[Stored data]
## START

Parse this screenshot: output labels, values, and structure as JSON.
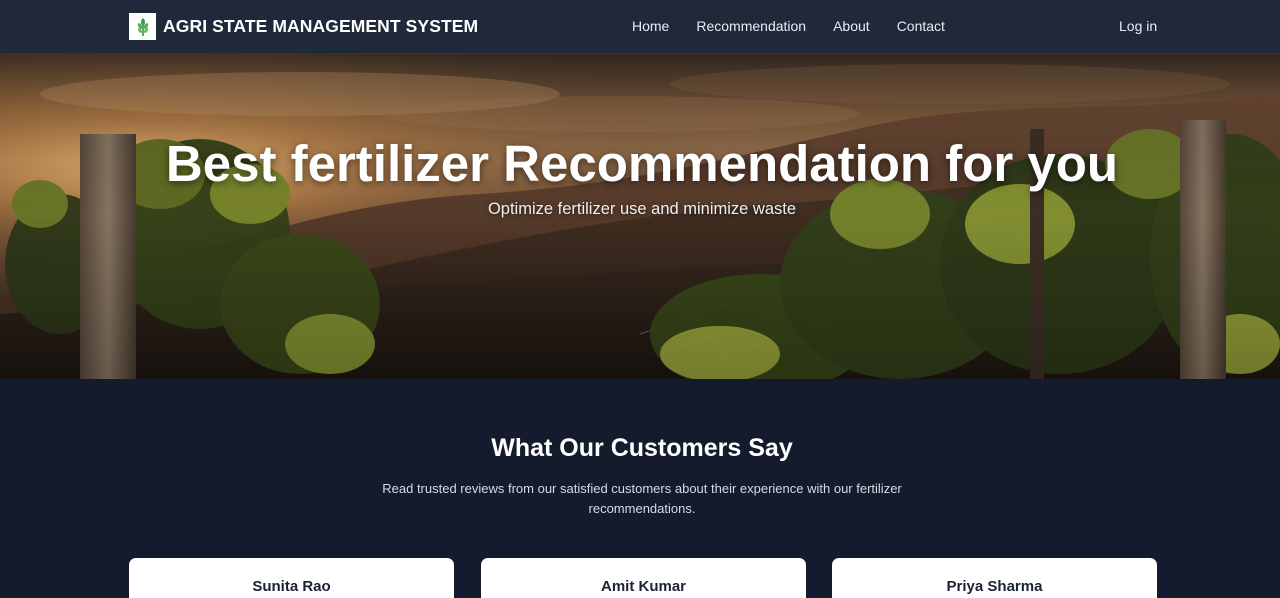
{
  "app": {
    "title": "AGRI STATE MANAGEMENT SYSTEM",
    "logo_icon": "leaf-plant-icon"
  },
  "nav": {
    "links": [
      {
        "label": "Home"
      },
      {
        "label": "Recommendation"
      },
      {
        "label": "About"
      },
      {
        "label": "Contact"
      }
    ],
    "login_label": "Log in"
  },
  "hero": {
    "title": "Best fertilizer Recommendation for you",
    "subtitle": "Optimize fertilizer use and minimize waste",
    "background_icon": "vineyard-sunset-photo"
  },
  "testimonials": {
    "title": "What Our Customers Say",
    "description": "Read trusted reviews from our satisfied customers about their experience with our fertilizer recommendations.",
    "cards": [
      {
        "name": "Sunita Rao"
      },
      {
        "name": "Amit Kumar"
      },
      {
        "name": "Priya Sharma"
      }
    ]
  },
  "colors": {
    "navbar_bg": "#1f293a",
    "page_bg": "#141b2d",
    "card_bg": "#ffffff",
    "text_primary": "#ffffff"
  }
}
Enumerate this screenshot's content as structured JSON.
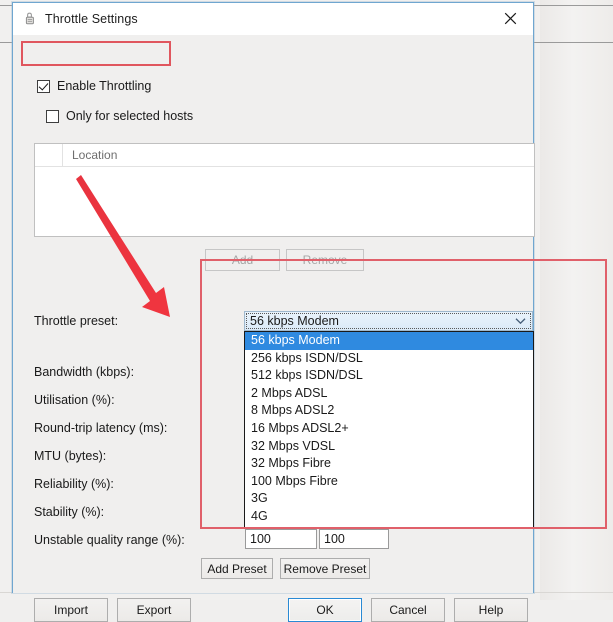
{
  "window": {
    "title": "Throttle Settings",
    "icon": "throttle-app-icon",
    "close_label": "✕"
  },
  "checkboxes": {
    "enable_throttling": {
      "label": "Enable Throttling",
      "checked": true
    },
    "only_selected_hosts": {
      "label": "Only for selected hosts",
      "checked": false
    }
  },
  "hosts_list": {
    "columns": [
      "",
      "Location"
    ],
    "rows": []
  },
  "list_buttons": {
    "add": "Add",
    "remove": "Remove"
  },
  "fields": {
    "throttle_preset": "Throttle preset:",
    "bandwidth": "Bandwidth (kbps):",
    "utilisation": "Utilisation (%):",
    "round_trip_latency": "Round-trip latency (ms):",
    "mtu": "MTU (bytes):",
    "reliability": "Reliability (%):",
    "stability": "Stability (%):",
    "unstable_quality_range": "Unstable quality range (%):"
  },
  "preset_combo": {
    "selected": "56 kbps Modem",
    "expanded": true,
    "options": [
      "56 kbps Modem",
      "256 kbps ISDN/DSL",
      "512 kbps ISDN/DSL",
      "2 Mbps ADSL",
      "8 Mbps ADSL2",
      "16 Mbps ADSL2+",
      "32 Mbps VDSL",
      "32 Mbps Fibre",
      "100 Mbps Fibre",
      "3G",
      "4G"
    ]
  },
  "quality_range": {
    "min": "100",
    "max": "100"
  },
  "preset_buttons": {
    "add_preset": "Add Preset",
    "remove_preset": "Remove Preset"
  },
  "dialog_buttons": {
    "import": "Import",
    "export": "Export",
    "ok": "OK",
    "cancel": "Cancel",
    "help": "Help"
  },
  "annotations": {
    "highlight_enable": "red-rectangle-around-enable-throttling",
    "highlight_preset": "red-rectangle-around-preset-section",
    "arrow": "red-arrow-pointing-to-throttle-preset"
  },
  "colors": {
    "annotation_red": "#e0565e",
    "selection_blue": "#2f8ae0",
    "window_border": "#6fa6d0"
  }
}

## END

_TASK:_
Gather each line of the listing that holds the string "Remove".

_SOLVED EXERCISE:_
    "remove": "Remove"
    "remove_preset": "Remove Preset"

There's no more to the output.